> [Exercise requirements] Don't copy the pictures; return every other part of the records exactly.

##############################

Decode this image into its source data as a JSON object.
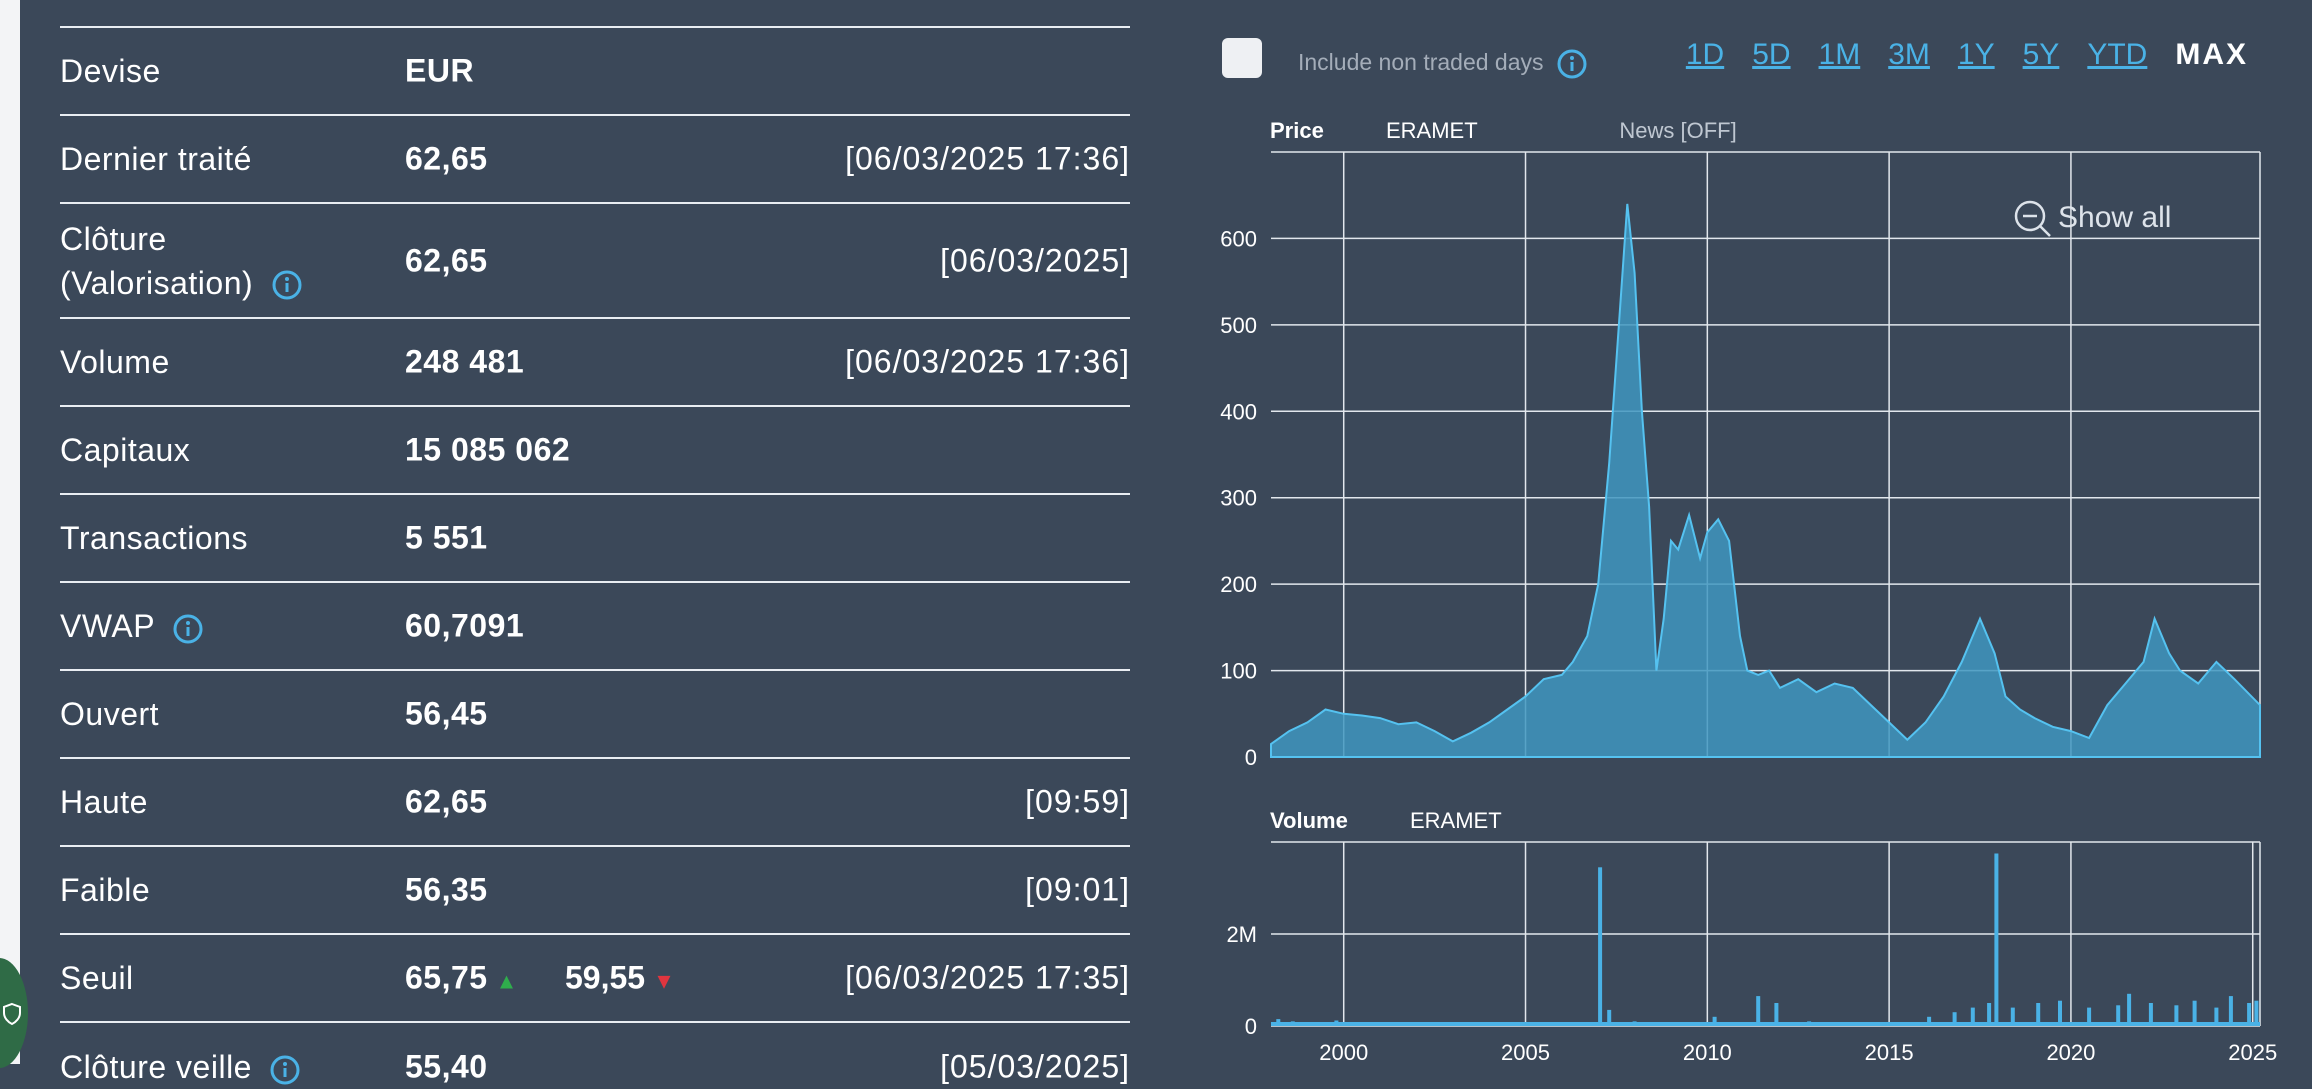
{
  "table": {
    "rows": [
      {
        "label": "Devise",
        "value": "EUR",
        "date": ""
      },
      {
        "label": "Dernier traité",
        "value": "62,65",
        "date": "[06/03/2025 17:36]"
      },
      {
        "label_line1": "Clôture",
        "label_line2": "(Valorisation)",
        "value": "62,65",
        "date": "[06/03/2025]"
      },
      {
        "label": "Volume",
        "value": "248 481",
        "date": "[06/03/2025 17:36]"
      },
      {
        "label": "Capitaux",
        "value": "15 085 062",
        "date": ""
      },
      {
        "label": "Transactions",
        "value": "5 551",
        "date": ""
      },
      {
        "label": "VWAP",
        "value": "60,7091",
        "date": ""
      },
      {
        "label": "Ouvert",
        "value": "56,45",
        "date": ""
      },
      {
        "label": "Haute",
        "value": "62,65",
        "date": "[09:59]"
      },
      {
        "label": "Faible",
        "value": "56,35",
        "date": "[09:01]"
      },
      {
        "label": "Seuil",
        "value": "65,75",
        "value2": "59,55",
        "date": "[06/03/2025 17:35]"
      },
      {
        "label": "Clôture veille",
        "value": "55,40",
        "date": "[05/03/2025]"
      }
    ]
  },
  "controls": {
    "include_non_traded": "Include non traded days",
    "ranges": [
      "1D",
      "5D",
      "1M",
      "3M",
      "1Y",
      "5Y",
      "YTD",
      "MAX"
    ],
    "active_range": "MAX",
    "show_all": "Show all"
  },
  "price_chart": {
    "title": "Price",
    "instrument": "ERAMET",
    "news": "News [OFF]"
  },
  "volume_chart": {
    "title": "Volume",
    "instrument": "ERAMET"
  },
  "chart_data": [
    {
      "type": "area",
      "title": "Price",
      "series": [
        {
          "name": "ERAMET"
        }
      ],
      "x": [
        1998.0,
        1998.5,
        1999.0,
        1999.5,
        2000.0,
        2000.5,
        2001.0,
        2001.5,
        2002.0,
        2002.5,
        2003.0,
        2003.5,
        2004.0,
        2004.5,
        2005.0,
        2005.5,
        2006.0,
        2006.3,
        2006.7,
        2007.0,
        2007.3,
        2007.6,
        2007.8,
        2008.0,
        2008.2,
        2008.4,
        2008.6,
        2008.8,
        2009.0,
        2009.2,
        2009.5,
        2009.8,
        2010.0,
        2010.3,
        2010.6,
        2010.9,
        2011.1,
        2011.4,
        2011.7,
        2012.0,
        2012.5,
        2013.0,
        2013.5,
        2014.0,
        2014.5,
        2015.0,
        2015.5,
        2016.0,
        2016.5,
        2017.0,
        2017.5,
        2017.9,
        2018.2,
        2018.6,
        2019.0,
        2019.5,
        2020.0,
        2020.5,
        2021.0,
        2021.5,
        2022.0,
        2022.3,
        2022.7,
        2023.0,
        2023.5,
        2024.0,
        2024.5,
        2025.2
      ],
      "y": [
        15,
        30,
        40,
        55,
        50,
        48,
        45,
        38,
        40,
        30,
        18,
        28,
        40,
        55,
        70,
        90,
        95,
        110,
        140,
        200,
        340,
        520,
        640,
        560,
        400,
        290,
        100,
        160,
        250,
        240,
        280,
        230,
        260,
        275,
        250,
        140,
        100,
        95,
        100,
        80,
        90,
        75,
        85,
        80,
        60,
        40,
        20,
        40,
        70,
        110,
        160,
        120,
        70,
        55,
        45,
        35,
        30,
        22,
        60,
        85,
        110,
        160,
        120,
        100,
        85,
        110,
        90,
        60
      ],
      "xlim": [
        1998,
        2025.2
      ],
      "ylim": [
        0,
        700
      ],
      "xticks": [
        2000,
        2005,
        2010,
        2015,
        2020
      ],
      "yticks": [
        0,
        100,
        200,
        300,
        400,
        500,
        600
      ],
      "grid": true
    },
    {
      "type": "bar",
      "title": "Volume",
      "series": [
        {
          "name": "ERAMET"
        }
      ],
      "x": [
        1998.2,
        1998.6,
        1999.1,
        1999.8,
        2000.3,
        2001.2,
        2002.1,
        2003.0,
        2004.2,
        2005.1,
        2006.0,
        2006.6,
        2007.05,
        2007.3,
        2008.0,
        2009.1,
        2010.2,
        2011.4,
        2011.9,
        2012.8,
        2013.6,
        2014.4,
        2015.2,
        2016.1,
        2016.8,
        2017.3,
        2017.75,
        2017.95,
        2018.4,
        2019.1,
        2019.7,
        2020.5,
        2021.3,
        2021.6,
        2022.2,
        2022.9,
        2023.4,
        2024.0,
        2024.4,
        2024.9,
        2025.1
      ],
      "values": [
        0.15,
        0.1,
        0.08,
        0.12,
        0.05,
        0.04,
        0.03,
        0.04,
        0.05,
        0.04,
        0.06,
        0.08,
        3.45,
        0.35,
        0.1,
        0.08,
        0.2,
        0.65,
        0.5,
        0.1,
        0.06,
        0.05,
        0.08,
        0.2,
        0.3,
        0.4,
        0.5,
        3.75,
        0.4,
        0.5,
        0.55,
        0.4,
        0.45,
        0.7,
        0.5,
        0.45,
        0.55,
        0.4,
        0.65,
        0.5,
        0.55
      ],
      "xlim": [
        1998,
        2025.2
      ],
      "ylim": [
        0,
        4
      ],
      "xticks": [
        2000,
        2005,
        2010,
        2015,
        2020,
        2025
      ],
      "yticks": [
        0,
        2
      ],
      "ytick_labels": [
        "0",
        "2M"
      ],
      "grid": true
    }
  ]
}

##############################

> [Output of the task]
Decode this image into its source data as a JSON object.
{
  "table": {
    "rows": [
      {
        "label": "Devise",
        "value": "EUR",
        "date": ""
      },
      {
        "label": "Dernier traité",
        "value": "62,65",
        "date": "[06/03/2025 17:36]"
      },
      {
        "label_line1": "Clôture",
        "label_line2": "(Valorisation)",
        "value": "62,65",
        "date": "[06/03/2025]"
      },
      {
        "label": "Volume",
        "value": "248 481",
        "date": "[06/03/2025 17:36]"
      },
      {
        "label": "Capitaux",
        "value": "15 085 062",
        "date": ""
      },
      {
        "label": "Transactions",
        "value": "5 551",
        "date": ""
      },
      {
        "label": "VWAP",
        "value": "60,7091",
        "date": ""
      },
      {
        "label": "Ouvert",
        "value": "56,45",
        "date": ""
      },
      {
        "label": "Haute",
        "value": "62,65",
        "date": "[09:59]"
      },
      {
        "label": "Faible",
        "value": "56,35",
        "date": "[09:01]"
      },
      {
        "label": "Seuil",
        "value": "65,75",
        "value2": "59,55",
        "date": "[06/03/2025 17:35]"
      },
      {
        "label": "Clôture veille",
        "value": "55,40",
        "date": "[05/03/2025]"
      }
    ]
  },
  "controls": {
    "include_non_traded": "Include non traded days",
    "ranges": [
      "1D",
      "5D",
      "1M",
      "3M",
      "1Y",
      "5Y",
      "YTD",
      "MAX"
    ],
    "active_range": "MAX",
    "show_all": "Show all"
  },
  "price_chart": {
    "title": "Price",
    "instrument": "ERAMET",
    "news": "News [OFF]"
  },
  "volume_chart": {
    "title": "Volume",
    "instrument": "ERAMET"
  },
  "chart_data": [
    {
      "type": "area",
      "title": "Price",
      "series": [
        {
          "name": "ERAMET"
        }
      ],
      "x": [
        1998.0,
        1998.5,
        1999.0,
        1999.5,
        2000.0,
        2000.5,
        2001.0,
        2001.5,
        2002.0,
        2002.5,
        2003.0,
        2003.5,
        2004.0,
        2004.5,
        2005.0,
        2005.5,
        2006.0,
        2006.3,
        2006.7,
        2007.0,
        2007.3,
        2007.6,
        2007.8,
        2008.0,
        2008.2,
        2008.4,
        2008.6,
        2008.8,
        2009.0,
        2009.2,
        2009.5,
        2009.8,
        2010.0,
        2010.3,
        2010.6,
        2010.9,
        2011.1,
        2011.4,
        2011.7,
        2012.0,
        2012.5,
        2013.0,
        2013.5,
        2014.0,
        2014.5,
        2015.0,
        2015.5,
        2016.0,
        2016.5,
        2017.0,
        2017.5,
        2017.9,
        2018.2,
        2018.6,
        2019.0,
        2019.5,
        2020.0,
        2020.5,
        2021.0,
        2021.5,
        2022.0,
        2022.3,
        2022.7,
        2023.0,
        2023.5,
        2024.0,
        2024.5,
        2025.2
      ],
      "y": [
        15,
        30,
        40,
        55,
        50,
        48,
        45,
        38,
        40,
        30,
        18,
        28,
        40,
        55,
        70,
        90,
        95,
        110,
        140,
        200,
        340,
        520,
        640,
        560,
        400,
        290,
        100,
        160,
        250,
        240,
        280,
        230,
        260,
        275,
        250,
        140,
        100,
        95,
        100,
        80,
        90,
        75,
        85,
        80,
        60,
        40,
        20,
        40,
        70,
        110,
        160,
        120,
        70,
        55,
        45,
        35,
        30,
        22,
        60,
        85,
        110,
        160,
        120,
        100,
        85,
        110,
        90,
        60
      ],
      "xlim": [
        1998,
        2025.2
      ],
      "ylim": [
        0,
        700
      ],
      "xticks": [
        2000,
        2005,
        2010,
        2015,
        2020
      ],
      "yticks": [
        0,
        100,
        200,
        300,
        400,
        500,
        600
      ],
      "grid": true
    },
    {
      "type": "bar",
      "title": "Volume",
      "series": [
        {
          "name": "ERAMET"
        }
      ],
      "x": [
        1998.2,
        1998.6,
        1999.1,
        1999.8,
        2000.3,
        2001.2,
        2002.1,
        2003.0,
        2004.2,
        2005.1,
        2006.0,
        2006.6,
        2007.05,
        2007.3,
        2008.0,
        2009.1,
        2010.2,
        2011.4,
        2011.9,
        2012.8,
        2013.6,
        2014.4,
        2015.2,
        2016.1,
        2016.8,
        2017.3,
        2017.75,
        2017.95,
        2018.4,
        2019.1,
        2019.7,
        2020.5,
        2021.3,
        2021.6,
        2022.2,
        2022.9,
        2023.4,
        2024.0,
        2024.4,
        2024.9,
        2025.1
      ],
      "values": [
        0.15,
        0.1,
        0.08,
        0.12,
        0.05,
        0.04,
        0.03,
        0.04,
        0.05,
        0.04,
        0.06,
        0.08,
        3.45,
        0.35,
        0.1,
        0.08,
        0.2,
        0.65,
        0.5,
        0.1,
        0.06,
        0.05,
        0.08,
        0.2,
        0.3,
        0.4,
        0.5,
        3.75,
        0.4,
        0.5,
        0.55,
        0.4,
        0.45,
        0.7,
        0.5,
        0.45,
        0.55,
        0.4,
        0.65,
        0.5,
        0.55
      ],
      "xlim": [
        1998,
        2025.2
      ],
      "ylim": [
        0,
        4
      ],
      "xticks": [
        2000,
        2005,
        2010,
        2015,
        2020,
        2025
      ],
      "yticks": [
        0,
        2
      ],
      "ytick_labels": [
        "0",
        "2M"
      ],
      "grid": true
    }
  ]
}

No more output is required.